▶ [Directions]: Check each line of the records for "name"; collect those that have it.

▶ [Material supplied]:
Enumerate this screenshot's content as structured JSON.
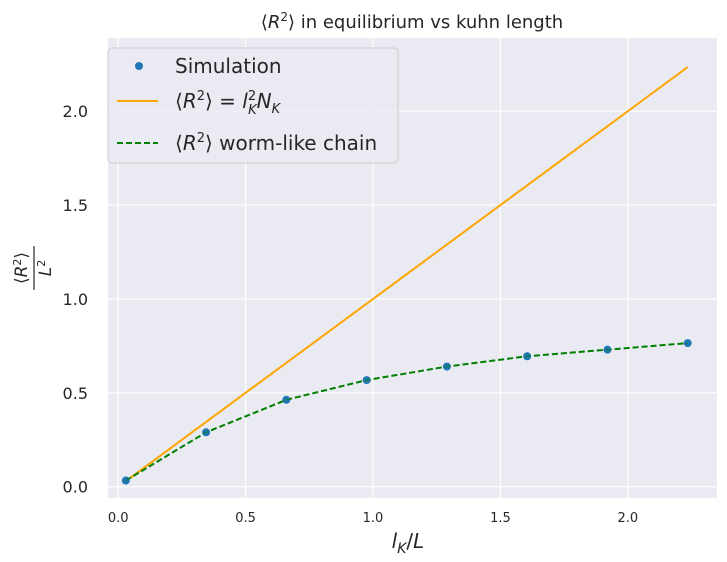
{
  "chart_data": {
    "type": "line",
    "title": "⟨R²⟩ in equilibrium vs kuhn length",
    "xlabel": "l_K / L",
    "ylabel": "⟨R²⟩ / L²",
    "xlim": [
      -0.04,
      2.35
    ],
    "ylim": [
      -0.06,
      2.39
    ],
    "xticks": [
      0.0,
      0.5,
      1.0,
      1.5,
      2.0
    ],
    "xtick_labels": [
      "0.0",
      "0.5",
      "1.0",
      "1.5",
      "2.0"
    ],
    "yticks": [
      0.0,
      0.5,
      1.0,
      1.5,
      2.0
    ],
    "ytick_labels": [
      "0.0",
      "0.5",
      "1.0",
      "1.5",
      "2.0"
    ],
    "grid": true,
    "legend_position": "upper-left",
    "series": [
      {
        "name": "Simulation",
        "style": "scatter",
        "color": "#1f77b4",
        "x": [
          0.03,
          0.345,
          0.66,
          0.975,
          1.29,
          1.605,
          1.92,
          2.235
        ],
        "y": [
          0.033,
          0.29,
          0.463,
          0.568,
          0.64,
          0.695,
          0.73,
          0.765
        ]
      },
      {
        "name": "⟨R²⟩ = l_K² N_K",
        "style": "solid",
        "color": "#ffa500",
        "x": [
          0.03,
          2.235
        ],
        "y": [
          0.03,
          2.235
        ]
      },
      {
        "name": "⟨R²⟩ worm-like chain",
        "style": "dashed",
        "color": "#008000",
        "x": [
          0.03,
          0.345,
          0.66,
          0.975,
          1.29,
          1.605,
          1.92,
          2.235
        ],
        "y": [
          0.033,
          0.29,
          0.463,
          0.568,
          0.64,
          0.695,
          0.73,
          0.765
        ]
      }
    ]
  },
  "colors": {
    "plot_background": "#eaeaf2",
    "gridline": "#ffffff",
    "text": "#262626"
  }
}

▶ [Solved problem]:
        "name": "Simulation",
        "name": "⟨R²⟩ = l_K² N_K",
        "name": "⟨R²⟩ worm-like chain",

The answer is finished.